* **Written instruction**
Comb the records below for the string "type" and copy each line where it turns up.

* begin Entries provided *

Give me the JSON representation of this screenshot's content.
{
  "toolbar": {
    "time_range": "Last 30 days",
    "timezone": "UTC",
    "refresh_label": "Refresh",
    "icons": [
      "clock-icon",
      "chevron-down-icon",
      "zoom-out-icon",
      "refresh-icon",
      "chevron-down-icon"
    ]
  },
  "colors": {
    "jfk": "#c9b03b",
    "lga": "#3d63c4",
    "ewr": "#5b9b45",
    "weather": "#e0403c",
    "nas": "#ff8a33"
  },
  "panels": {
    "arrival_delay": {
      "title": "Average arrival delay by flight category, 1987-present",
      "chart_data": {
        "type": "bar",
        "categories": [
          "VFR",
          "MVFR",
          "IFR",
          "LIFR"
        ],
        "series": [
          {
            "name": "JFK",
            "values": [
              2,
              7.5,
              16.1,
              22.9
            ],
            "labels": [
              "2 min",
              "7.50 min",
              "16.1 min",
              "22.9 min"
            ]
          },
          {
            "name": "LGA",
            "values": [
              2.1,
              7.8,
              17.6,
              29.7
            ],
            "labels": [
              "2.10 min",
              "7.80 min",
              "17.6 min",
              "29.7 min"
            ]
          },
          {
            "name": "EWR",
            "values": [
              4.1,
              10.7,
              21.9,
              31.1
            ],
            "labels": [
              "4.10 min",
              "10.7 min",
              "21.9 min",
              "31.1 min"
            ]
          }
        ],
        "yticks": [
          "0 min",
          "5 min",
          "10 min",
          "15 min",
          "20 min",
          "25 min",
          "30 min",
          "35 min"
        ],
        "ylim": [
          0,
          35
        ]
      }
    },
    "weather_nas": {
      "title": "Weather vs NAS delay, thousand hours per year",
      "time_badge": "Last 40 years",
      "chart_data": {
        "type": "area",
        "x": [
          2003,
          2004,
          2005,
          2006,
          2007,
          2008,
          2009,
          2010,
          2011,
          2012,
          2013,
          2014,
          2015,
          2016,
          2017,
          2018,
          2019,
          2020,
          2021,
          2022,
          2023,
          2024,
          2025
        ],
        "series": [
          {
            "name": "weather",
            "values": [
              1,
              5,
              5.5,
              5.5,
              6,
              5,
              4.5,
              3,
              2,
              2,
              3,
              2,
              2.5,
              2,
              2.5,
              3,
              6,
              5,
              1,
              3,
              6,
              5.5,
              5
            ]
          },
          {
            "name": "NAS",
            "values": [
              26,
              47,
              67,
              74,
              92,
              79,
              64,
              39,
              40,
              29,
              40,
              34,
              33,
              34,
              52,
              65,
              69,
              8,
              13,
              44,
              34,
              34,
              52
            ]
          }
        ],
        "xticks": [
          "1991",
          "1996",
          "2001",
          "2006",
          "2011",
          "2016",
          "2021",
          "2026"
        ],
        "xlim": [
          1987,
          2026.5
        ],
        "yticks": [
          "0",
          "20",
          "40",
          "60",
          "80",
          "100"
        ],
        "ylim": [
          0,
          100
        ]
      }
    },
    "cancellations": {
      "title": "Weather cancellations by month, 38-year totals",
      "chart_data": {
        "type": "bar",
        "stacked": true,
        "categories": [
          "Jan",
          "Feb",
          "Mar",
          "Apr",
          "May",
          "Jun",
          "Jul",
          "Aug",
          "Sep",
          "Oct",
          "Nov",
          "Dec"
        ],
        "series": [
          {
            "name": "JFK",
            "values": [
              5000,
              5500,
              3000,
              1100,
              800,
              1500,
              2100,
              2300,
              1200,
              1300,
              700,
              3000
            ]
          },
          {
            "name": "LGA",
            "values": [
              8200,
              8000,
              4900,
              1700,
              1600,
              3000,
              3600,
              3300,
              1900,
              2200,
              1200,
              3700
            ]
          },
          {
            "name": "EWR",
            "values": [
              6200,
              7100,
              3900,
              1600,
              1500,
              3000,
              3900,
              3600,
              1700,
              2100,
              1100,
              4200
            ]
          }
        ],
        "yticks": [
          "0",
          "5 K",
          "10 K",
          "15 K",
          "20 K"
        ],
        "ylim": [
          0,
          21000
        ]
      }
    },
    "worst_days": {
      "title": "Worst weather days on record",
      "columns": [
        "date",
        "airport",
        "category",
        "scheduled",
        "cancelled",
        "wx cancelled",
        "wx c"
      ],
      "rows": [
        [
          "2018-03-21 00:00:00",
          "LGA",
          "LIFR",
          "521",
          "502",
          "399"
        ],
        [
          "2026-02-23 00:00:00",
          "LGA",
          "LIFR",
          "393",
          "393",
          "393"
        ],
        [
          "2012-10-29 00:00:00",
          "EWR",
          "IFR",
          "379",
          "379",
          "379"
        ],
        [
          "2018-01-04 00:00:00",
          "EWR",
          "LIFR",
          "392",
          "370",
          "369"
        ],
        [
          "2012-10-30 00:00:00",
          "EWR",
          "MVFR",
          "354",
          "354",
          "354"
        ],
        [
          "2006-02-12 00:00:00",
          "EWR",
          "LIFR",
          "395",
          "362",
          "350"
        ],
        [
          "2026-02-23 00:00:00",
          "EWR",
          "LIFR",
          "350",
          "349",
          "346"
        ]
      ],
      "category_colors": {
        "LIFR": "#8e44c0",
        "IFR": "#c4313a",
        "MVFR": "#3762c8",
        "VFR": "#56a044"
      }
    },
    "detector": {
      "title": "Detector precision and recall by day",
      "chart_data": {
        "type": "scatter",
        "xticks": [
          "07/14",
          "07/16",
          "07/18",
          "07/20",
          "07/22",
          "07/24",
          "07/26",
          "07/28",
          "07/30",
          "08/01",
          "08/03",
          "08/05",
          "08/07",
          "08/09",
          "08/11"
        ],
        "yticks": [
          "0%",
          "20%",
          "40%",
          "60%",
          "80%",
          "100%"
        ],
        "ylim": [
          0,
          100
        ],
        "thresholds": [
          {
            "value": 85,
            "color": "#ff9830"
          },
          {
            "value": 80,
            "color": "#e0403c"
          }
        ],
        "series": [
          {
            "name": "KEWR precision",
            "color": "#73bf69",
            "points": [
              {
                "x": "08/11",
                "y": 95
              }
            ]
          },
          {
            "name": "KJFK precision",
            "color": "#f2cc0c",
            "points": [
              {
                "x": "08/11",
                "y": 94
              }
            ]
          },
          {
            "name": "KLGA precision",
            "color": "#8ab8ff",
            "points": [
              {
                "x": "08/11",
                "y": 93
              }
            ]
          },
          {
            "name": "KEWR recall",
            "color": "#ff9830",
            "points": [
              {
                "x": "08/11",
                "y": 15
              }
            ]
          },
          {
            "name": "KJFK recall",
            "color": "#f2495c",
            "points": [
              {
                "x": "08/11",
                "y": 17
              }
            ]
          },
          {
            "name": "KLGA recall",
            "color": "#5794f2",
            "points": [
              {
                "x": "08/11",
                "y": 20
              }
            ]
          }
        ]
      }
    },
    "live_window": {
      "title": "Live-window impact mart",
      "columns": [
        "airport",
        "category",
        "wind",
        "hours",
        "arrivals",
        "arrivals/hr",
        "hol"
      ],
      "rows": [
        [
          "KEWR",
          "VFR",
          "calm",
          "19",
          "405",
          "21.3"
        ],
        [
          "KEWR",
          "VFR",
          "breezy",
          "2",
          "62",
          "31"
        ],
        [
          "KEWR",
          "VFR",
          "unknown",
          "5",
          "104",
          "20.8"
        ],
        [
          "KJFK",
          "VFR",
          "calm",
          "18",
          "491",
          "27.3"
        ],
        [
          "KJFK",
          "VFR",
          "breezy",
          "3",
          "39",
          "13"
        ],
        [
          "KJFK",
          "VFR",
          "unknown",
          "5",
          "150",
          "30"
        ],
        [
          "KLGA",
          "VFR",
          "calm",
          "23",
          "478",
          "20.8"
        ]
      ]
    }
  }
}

* end Entries provided *

* **Output below**
        "type": "bar",
        "type": "area",
        "type": "bar",
        "type": "scatter",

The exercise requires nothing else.